_Saved data entries_:

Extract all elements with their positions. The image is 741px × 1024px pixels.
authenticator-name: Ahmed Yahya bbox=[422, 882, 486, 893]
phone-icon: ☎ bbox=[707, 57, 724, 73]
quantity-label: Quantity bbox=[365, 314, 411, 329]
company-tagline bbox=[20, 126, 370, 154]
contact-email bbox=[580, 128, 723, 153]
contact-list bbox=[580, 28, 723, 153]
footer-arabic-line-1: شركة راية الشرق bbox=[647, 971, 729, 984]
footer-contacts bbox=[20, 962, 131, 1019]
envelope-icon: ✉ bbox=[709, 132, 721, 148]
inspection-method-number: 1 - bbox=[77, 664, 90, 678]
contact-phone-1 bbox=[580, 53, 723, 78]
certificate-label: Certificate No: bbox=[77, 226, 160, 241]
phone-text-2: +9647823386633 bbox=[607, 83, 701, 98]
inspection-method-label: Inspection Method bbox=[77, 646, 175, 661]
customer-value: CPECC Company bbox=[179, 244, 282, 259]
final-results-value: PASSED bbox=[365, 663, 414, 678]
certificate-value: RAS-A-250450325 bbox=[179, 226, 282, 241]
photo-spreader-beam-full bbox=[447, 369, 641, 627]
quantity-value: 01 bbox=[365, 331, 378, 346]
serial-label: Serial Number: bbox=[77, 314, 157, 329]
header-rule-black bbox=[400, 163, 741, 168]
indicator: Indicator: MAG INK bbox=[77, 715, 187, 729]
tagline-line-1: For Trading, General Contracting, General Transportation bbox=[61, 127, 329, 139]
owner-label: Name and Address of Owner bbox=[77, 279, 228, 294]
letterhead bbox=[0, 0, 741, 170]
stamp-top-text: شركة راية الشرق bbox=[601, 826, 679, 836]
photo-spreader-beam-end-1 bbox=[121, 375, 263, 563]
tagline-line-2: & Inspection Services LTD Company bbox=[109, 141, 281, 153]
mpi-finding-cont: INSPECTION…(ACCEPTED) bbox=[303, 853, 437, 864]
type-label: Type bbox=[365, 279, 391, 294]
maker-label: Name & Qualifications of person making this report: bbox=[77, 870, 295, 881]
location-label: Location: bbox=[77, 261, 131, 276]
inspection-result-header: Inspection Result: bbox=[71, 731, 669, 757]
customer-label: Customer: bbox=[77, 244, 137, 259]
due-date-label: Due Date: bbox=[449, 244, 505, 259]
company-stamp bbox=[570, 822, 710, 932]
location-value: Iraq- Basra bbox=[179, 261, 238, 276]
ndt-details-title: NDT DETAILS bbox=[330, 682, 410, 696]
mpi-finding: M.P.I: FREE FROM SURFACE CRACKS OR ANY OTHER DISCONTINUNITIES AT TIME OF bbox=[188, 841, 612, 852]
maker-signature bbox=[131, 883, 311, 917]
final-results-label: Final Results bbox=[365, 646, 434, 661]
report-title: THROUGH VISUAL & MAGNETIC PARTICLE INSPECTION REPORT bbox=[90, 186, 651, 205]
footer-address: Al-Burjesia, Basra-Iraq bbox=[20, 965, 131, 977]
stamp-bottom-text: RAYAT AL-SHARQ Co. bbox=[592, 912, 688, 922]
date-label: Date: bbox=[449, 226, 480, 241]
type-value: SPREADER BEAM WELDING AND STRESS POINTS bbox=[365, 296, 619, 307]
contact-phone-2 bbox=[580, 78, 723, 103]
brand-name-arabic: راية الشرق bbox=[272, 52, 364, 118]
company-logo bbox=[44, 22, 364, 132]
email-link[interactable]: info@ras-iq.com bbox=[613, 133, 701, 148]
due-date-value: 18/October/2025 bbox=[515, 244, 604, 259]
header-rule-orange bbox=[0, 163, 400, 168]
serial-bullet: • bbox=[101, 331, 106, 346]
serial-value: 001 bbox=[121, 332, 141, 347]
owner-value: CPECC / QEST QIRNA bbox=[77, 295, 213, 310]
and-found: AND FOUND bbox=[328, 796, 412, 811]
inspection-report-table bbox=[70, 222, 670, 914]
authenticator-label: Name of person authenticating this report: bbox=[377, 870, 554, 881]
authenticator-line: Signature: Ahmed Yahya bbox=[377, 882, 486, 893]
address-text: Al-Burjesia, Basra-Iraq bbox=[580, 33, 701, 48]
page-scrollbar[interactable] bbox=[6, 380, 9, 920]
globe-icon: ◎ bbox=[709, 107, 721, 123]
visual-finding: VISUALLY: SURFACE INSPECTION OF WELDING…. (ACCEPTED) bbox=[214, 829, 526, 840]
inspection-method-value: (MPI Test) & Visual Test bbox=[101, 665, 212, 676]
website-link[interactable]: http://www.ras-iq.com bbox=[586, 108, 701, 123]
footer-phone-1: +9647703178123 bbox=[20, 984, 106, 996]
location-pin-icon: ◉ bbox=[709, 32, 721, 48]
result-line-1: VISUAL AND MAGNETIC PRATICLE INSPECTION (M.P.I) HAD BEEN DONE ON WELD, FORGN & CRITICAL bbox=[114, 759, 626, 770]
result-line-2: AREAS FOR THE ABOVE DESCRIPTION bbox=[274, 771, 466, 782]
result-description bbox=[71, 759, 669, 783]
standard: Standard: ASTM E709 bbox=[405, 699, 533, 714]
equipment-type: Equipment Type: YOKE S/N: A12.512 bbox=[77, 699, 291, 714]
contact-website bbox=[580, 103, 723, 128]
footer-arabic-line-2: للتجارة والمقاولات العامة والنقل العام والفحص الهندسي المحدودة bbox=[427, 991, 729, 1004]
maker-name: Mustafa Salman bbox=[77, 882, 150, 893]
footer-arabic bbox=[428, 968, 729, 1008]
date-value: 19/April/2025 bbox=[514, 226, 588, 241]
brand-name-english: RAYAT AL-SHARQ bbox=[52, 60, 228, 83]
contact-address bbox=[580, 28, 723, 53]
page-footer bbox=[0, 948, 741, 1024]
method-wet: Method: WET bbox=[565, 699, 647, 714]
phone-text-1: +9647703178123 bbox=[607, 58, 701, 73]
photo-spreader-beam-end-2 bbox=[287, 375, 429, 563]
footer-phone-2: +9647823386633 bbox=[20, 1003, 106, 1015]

_TASK INSTRUCTIONS_: Write out all the rows again, swapping "PASSED" for "FAILED" and leaving everything else the same.

_RESULT OF THE TASK_:
Extract all elements with their positions. The image is 741px × 1024px pixels.
authenticator-name: Ahmed Yahya bbox=[422, 882, 486, 893]
phone-icon: ☎ bbox=[707, 57, 724, 73]
quantity-label: Quantity bbox=[365, 314, 411, 329]
company-tagline bbox=[20, 126, 370, 154]
contact-email bbox=[580, 128, 723, 153]
contact-list bbox=[580, 28, 723, 153]
footer-arabic-line-1: شركة راية الشرق bbox=[647, 971, 729, 984]
footer-contacts bbox=[20, 962, 131, 1019]
envelope-icon: ✉ bbox=[709, 132, 721, 148]
inspection-method-number: 1 - bbox=[77, 664, 90, 678]
contact-phone-1 bbox=[580, 53, 723, 78]
certificate-label: Certificate No: bbox=[77, 226, 160, 241]
phone-text-2: +9647823386633 bbox=[607, 83, 701, 98]
inspection-method-label: Inspection Method bbox=[77, 646, 175, 661]
customer-value: CPECC Company bbox=[179, 244, 282, 259]
final-results-value: FAILED bbox=[365, 663, 414, 678]
certificate-value: RAS-A-250450325 bbox=[179, 226, 282, 241]
photo-spreader-beam-full bbox=[447, 369, 641, 627]
quantity-value: 01 bbox=[365, 331, 378, 346]
serial-label: Serial Number: bbox=[77, 314, 157, 329]
header-rule-black bbox=[400, 163, 741, 168]
indicator: Indicator: MAG INK bbox=[77, 715, 187, 729]
tagline-line-1: For Trading, General Contracting, General Transportation bbox=[61, 127, 329, 139]
owner-label: Name and Address of Owner bbox=[77, 279, 228, 294]
letterhead bbox=[0, 0, 741, 170]
stamp-top-text: شركة راية الشرق bbox=[601, 826, 679, 836]
photo-spreader-beam-end-1 bbox=[121, 375, 263, 563]
tagline-line-2: & Inspection Services LTD Company bbox=[109, 141, 281, 153]
mpi-finding-cont: INSPECTION…(ACCEPTED) bbox=[303, 853, 437, 864]
type-label: Type bbox=[365, 279, 391, 294]
maker-label: Name & Qualifications of person making this report: bbox=[77, 870, 295, 881]
location-label: Location: bbox=[77, 261, 131, 276]
inspection-result-header: Inspection Result: bbox=[71, 731, 669, 757]
customer-label: Customer: bbox=[77, 244, 137, 259]
due-date-label: Due Date: bbox=[449, 244, 505, 259]
company-stamp bbox=[570, 822, 710, 932]
location-value: Iraq- Basra bbox=[179, 261, 238, 276]
ndt-details-title: NDT DETAILS bbox=[330, 682, 410, 696]
mpi-finding: M.P.I: FREE FROM SURFACE CRACKS OR ANY OTHER DISCONTINUNITIES AT TIME OF bbox=[188, 841, 612, 852]
maker-signature bbox=[131, 883, 311, 917]
final-results-label: Final Results bbox=[365, 646, 434, 661]
report-title: THROUGH VISUAL & MAGNETIC PARTICLE INSPECTION REPORT bbox=[90, 186, 651, 205]
footer-address: Al-Burjesia, Basra-Iraq bbox=[20, 965, 131, 977]
stamp-bottom-text: RAYAT AL-SHARQ Co. bbox=[592, 912, 688, 922]
date-label: Date: bbox=[449, 226, 480, 241]
type-value: SPREADER BEAM WELDING AND STRESS POINTS bbox=[365, 296, 619, 307]
contact-phone-2 bbox=[580, 78, 723, 103]
brand-name-arabic: راية الشرق bbox=[272, 52, 364, 118]
company-logo bbox=[44, 22, 364, 132]
email-link[interactable]: info@ras-iq.com bbox=[613, 133, 701, 148]
due-date-value: 18/October/2025 bbox=[515, 244, 604, 259]
header-rule-orange bbox=[0, 163, 400, 168]
serial-bullet: • bbox=[101, 331, 106, 346]
serial-value: 001 bbox=[121, 332, 141, 347]
owner-value: CPECC / QEST QIRNA bbox=[77, 295, 213, 310]
and-found: AND FOUND bbox=[328, 796, 412, 811]
inspection-report-table bbox=[70, 222, 670, 914]
authenticator-label: Name of person authenticating this report: bbox=[377, 870, 554, 881]
authenticator-line: Signature: Ahmed Yahya bbox=[377, 882, 486, 893]
address-text: Al-Burjesia, Basra-Iraq bbox=[580, 33, 701, 48]
page-scrollbar[interactable] bbox=[6, 380, 9, 920]
globe-icon: ◎ bbox=[709, 107, 721, 123]
visual-finding: VISUALLY: SURFACE INSPECTION OF WELDING…. (ACCEPTED) bbox=[214, 829, 526, 840]
inspection-method-value: (MPI Test) & Visual Test bbox=[101, 665, 212, 676]
website-link[interactable]: http://www.ras-iq.com bbox=[586, 108, 701, 123]
footer-phone-1: +9647703178123 bbox=[20, 984, 106, 996]
location-pin-icon: ◉ bbox=[709, 32, 721, 48]
result-line-1: VISUAL AND MAGNETIC PRATICLE INSPECTION (M.P.I) HAD BEEN DONE ON WELD, FORGN & CRITICAL bbox=[114, 759, 626, 770]
result-line-2: AREAS FOR THE ABOVE DESCRIPTION bbox=[274, 771, 466, 782]
result-description bbox=[71, 759, 669, 783]
standard: Standard: ASTM E709 bbox=[405, 699, 533, 714]
equipment-type: Equipment Type: YOKE S/N: A12.512 bbox=[77, 699, 291, 714]
contact-website bbox=[580, 103, 723, 128]
footer-arabic-line-2: للتجارة والمقاولات العامة والنقل العام والفحص الهندسي المحدودة bbox=[427, 991, 729, 1004]
maker-name: Mustafa Salman bbox=[77, 882, 150, 893]
footer-arabic bbox=[428, 968, 729, 1008]
date-value: 19/April/2025 bbox=[514, 226, 588, 241]
brand-name-english: RAYAT AL-SHARQ bbox=[52, 60, 228, 83]
contact-address bbox=[580, 28, 723, 53]
page-footer bbox=[0, 948, 741, 1024]
method-wet: Method: WET bbox=[565, 699, 647, 714]
phone-text-1: +9647703178123 bbox=[607, 58, 701, 73]
photo-spreader-beam-end-2 bbox=[287, 375, 429, 563]
footer-phone-2: +9647823386633 bbox=[20, 1003, 106, 1015]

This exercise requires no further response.